WRITTEN EXERCISE: Take the entries below and reproduce them word for word.

RECORDS FOR THE TASK:
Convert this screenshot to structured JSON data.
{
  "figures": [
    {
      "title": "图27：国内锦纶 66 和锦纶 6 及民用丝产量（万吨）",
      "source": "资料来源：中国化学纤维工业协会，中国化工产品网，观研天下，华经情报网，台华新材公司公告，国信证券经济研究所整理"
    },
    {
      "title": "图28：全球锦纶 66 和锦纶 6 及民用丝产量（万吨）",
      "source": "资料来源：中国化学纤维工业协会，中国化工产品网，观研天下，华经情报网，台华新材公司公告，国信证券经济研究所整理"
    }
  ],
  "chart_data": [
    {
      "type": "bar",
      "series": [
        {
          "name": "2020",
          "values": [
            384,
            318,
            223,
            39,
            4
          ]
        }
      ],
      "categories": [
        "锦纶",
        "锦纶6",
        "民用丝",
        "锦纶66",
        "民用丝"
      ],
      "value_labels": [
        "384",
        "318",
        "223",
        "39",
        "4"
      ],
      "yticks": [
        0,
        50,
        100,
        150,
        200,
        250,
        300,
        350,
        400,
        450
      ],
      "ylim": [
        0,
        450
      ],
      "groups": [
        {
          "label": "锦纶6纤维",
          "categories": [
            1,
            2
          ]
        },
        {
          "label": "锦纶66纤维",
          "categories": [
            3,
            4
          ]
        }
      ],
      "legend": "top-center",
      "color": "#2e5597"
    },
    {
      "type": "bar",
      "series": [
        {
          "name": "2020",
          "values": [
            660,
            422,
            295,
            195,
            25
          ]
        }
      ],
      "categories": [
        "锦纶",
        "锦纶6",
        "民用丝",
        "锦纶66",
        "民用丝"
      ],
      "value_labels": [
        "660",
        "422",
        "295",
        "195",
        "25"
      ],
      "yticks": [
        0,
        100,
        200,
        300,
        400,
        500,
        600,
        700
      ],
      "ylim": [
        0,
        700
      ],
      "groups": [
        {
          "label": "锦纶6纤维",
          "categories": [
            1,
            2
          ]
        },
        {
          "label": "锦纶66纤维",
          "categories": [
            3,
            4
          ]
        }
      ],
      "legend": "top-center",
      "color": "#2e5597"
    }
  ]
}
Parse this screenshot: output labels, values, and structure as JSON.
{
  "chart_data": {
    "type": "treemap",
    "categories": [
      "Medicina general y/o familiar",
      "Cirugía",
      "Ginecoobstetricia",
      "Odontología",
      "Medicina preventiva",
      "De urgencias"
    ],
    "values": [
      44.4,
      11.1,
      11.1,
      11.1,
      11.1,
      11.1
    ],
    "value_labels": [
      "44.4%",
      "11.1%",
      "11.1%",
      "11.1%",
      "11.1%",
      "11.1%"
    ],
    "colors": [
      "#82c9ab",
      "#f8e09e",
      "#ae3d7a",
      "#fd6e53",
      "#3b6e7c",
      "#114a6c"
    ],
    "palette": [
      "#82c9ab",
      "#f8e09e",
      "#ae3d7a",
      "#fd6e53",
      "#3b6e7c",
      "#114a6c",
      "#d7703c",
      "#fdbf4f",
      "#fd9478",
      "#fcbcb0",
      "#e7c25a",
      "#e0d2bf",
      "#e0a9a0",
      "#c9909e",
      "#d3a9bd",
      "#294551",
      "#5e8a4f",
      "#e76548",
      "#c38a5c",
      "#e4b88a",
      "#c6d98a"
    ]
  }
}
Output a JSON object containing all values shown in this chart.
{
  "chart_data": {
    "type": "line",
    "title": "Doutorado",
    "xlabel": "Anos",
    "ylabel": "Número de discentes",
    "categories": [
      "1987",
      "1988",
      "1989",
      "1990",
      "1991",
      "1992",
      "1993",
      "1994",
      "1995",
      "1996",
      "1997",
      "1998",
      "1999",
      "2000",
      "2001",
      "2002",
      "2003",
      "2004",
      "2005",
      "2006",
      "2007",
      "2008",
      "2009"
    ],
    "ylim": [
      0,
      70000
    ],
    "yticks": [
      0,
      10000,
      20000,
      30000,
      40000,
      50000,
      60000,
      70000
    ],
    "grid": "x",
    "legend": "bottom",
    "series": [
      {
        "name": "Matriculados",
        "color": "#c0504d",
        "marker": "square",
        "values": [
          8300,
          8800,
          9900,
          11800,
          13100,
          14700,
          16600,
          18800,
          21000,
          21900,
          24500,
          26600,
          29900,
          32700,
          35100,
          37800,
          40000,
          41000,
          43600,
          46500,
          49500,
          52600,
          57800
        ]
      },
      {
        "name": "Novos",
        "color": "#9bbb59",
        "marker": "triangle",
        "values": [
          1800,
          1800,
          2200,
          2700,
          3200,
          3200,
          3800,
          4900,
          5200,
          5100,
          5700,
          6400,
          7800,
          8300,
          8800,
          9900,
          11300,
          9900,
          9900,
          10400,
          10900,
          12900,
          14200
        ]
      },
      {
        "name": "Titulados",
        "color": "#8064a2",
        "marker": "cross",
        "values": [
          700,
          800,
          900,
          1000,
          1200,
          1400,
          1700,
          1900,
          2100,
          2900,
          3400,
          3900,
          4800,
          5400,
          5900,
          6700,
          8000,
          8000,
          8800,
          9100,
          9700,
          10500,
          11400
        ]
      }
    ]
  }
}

ANSWER:
Convert this screenshot to structured JSON data.
{
  "figures": [
    {
      "title": "图27：国内锦纶 66 和锦纶 6 及民用丝产量（万吨）",
      "source": "资料来源：中国化学纤维工业协会，中国化工产品网，观研天下，华经情报网，台华新材公司公告，国信证券经济研究所整理"
    },
    {
      "title": "图28：全球锦纶 66 和锦纶 6 及民用丝产量（万吨）",
      "source": "资料来源：中国化学纤维工业协会，中国化工产品网，观研天下，华经情报网，台华新材公司公告，国信证券经济研究所整理"
    }
  ],
  "chart_data": [
    {
      "type": "bar",
      "series": [
        {
          "name": "2020",
          "values": [
            384,
            318,
            223,
            39,
            4
          ]
        }
      ],
      "categories": [
        "锦纶",
        "锦纶6",
        "民用丝",
        "锦纶66",
        "民用丝"
      ],
      "value_labels": [
        "384",
        "318",
        "223",
        "39",
        "4"
      ],
      "yticks": [
        0,
        50,
        100,
        150,
        200,
        250,
        300,
        350,
        400,
        450
      ],
      "ylim": [
        0,
        450
      ],
      "groups": [
        {
          "label": "锦纶6纤维",
          "categories": [
            1,
            2
          ]
        },
        {
          "label": "锦纶66纤维",
          "categories": [
            3,
            4
          ]
        }
      ],
      "legend": "top-center",
      "color": "#2e5597"
    },
    {
      "type": "bar",
      "series": [
        {
          "name": "2020",
          "values": [
            660,
            422,
            295,
            195,
            25
          ]
        }
      ],
      "categories": [
        "锦纶",
        "锦纶6",
        "民用丝",
        "锦纶66",
        "民用丝"
      ],
      "value_labels": [
        "660",
        "422",
        "295",
        "195",
        "25"
      ],
      "yticks": [
        0,
        100,
        200,
        300,
        400,
        500,
        600,
        700
      ],
      "ylim": [
        0,
        700
      ],
      "groups": [
        {
          "label": "锦纶6纤维",
          "categories": [
            1,
            2
          ]
        },
        {
          "label": "锦纶66纤维",
          "categories": [
            3,
            4
          ]
        }
      ],
      "legend": "top-center",
      "color": "#2e5597"
    }
  ]
}
Parse this screenshot: output labels, values, and structure as JSON.
{
  "chart_data": {
    "type": "treemap",
    "categories": [
      "Medicina general y/o familiar",
      "Cirugía",
      "Ginecoobstetricia",
      "Odontología",
      "Medicina preventiva",
      "De urgencias"
    ],
    "values": [
      44.4,
      11.1,
      11.1,
      11.1,
      11.1,
      11.1
    ],
    "value_labels": [
      "44.4%",
      "11.1%",
      "11.1%",
      "11.1%",
      "11.1%",
      "11.1%"
    ],
    "colors": [
      "#82c9ab",
      "#f8e09e",
      "#ae3d7a",
      "#fd6e53",
      "#3b6e7c",
      "#114a6c"
    ],
    "palette": [
      "#82c9ab",
      "#f8e09e",
      "#ae3d7a",
      "#fd6e53",
      "#3b6e7c",
      "#114a6c",
      "#d7703c",
      "#fdbf4f",
      "#fd9478",
      "#fcbcb0",
      "#e7c25a",
      "#e0d2bf",
      "#e0a9a0",
      "#c9909e",
      "#d3a9bd",
      "#294551",
      "#5e8a4f",
      "#e76548",
      "#c38a5c",
      "#e4b88a",
      "#c6d98a"
    ]
  }
}
Output a JSON object containing all values shown in this chart.
{
  "chart_data": {
    "type": "line",
    "title": "Doutorado",
    "xlabel": "Anos",
    "ylabel": "Número de discentes",
    "categories": [
      "1987",
      "1988",
      "1989",
      "1990",
      "1991",
      "1992",
      "1993",
      "1994",
      "1995",
      "1996",
      "1997",
      "1998",
      "1999",
      "2000",
      "2001",
      "2002",
      "2003",
      "2004",
      "2005",
      "2006",
      "2007",
      "2008",
      "2009"
    ],
    "ylim": [
      0,
      70000
    ],
    "yticks": [
      0,
      10000,
      20000,
      30000,
      40000,
      50000,
      60000,
      70000
    ],
    "grid": "x",
    "legend": "bottom",
    "series": [
      {
        "name": "Matriculados",
        "color": "#c0504d",
        "marker": "square",
        "values": [
          8300,
          8800,
          9900,
          11800,
          13100,
          14700,
          16600,
          18800,
          21000,
          21900,
          24500,
          26600,
          29900,
          32700,
          35100,
          37800,
          40000,
          41000,
          43600,
          46500,
          49500,
          52600,
          57800
        ]
      },
      {
        "name": "Novos",
        "color": "#9bbb59",
        "marker": "triangle",
        "values": [
          1800,
          1800,
          2200,
          2700,
          3200,
          3200,
          3800,
          4900,
          5200,
          5100,
          5700,
          6400,
          7800,
          8300,
          8800,
          9900,
          11300,
          9900,
          9900,
          10400,
          10900,
          12900,
          14200
        ]
      },
      {
        "name": "Titulados",
        "color": "#8064a2",
        "marker": "cross",
        "values": [
          700,
          800,
          900,
          1000,
          1200,
          1400,
          1700,
          1900,
          2100,
          2900,
          3400,
          3900,
          4800,
          5400,
          5900,
          6700,
          8000,
          8000,
          8800,
          9100,
          9700,
          10500,
          11400
        ]
      }
    ]
  }
}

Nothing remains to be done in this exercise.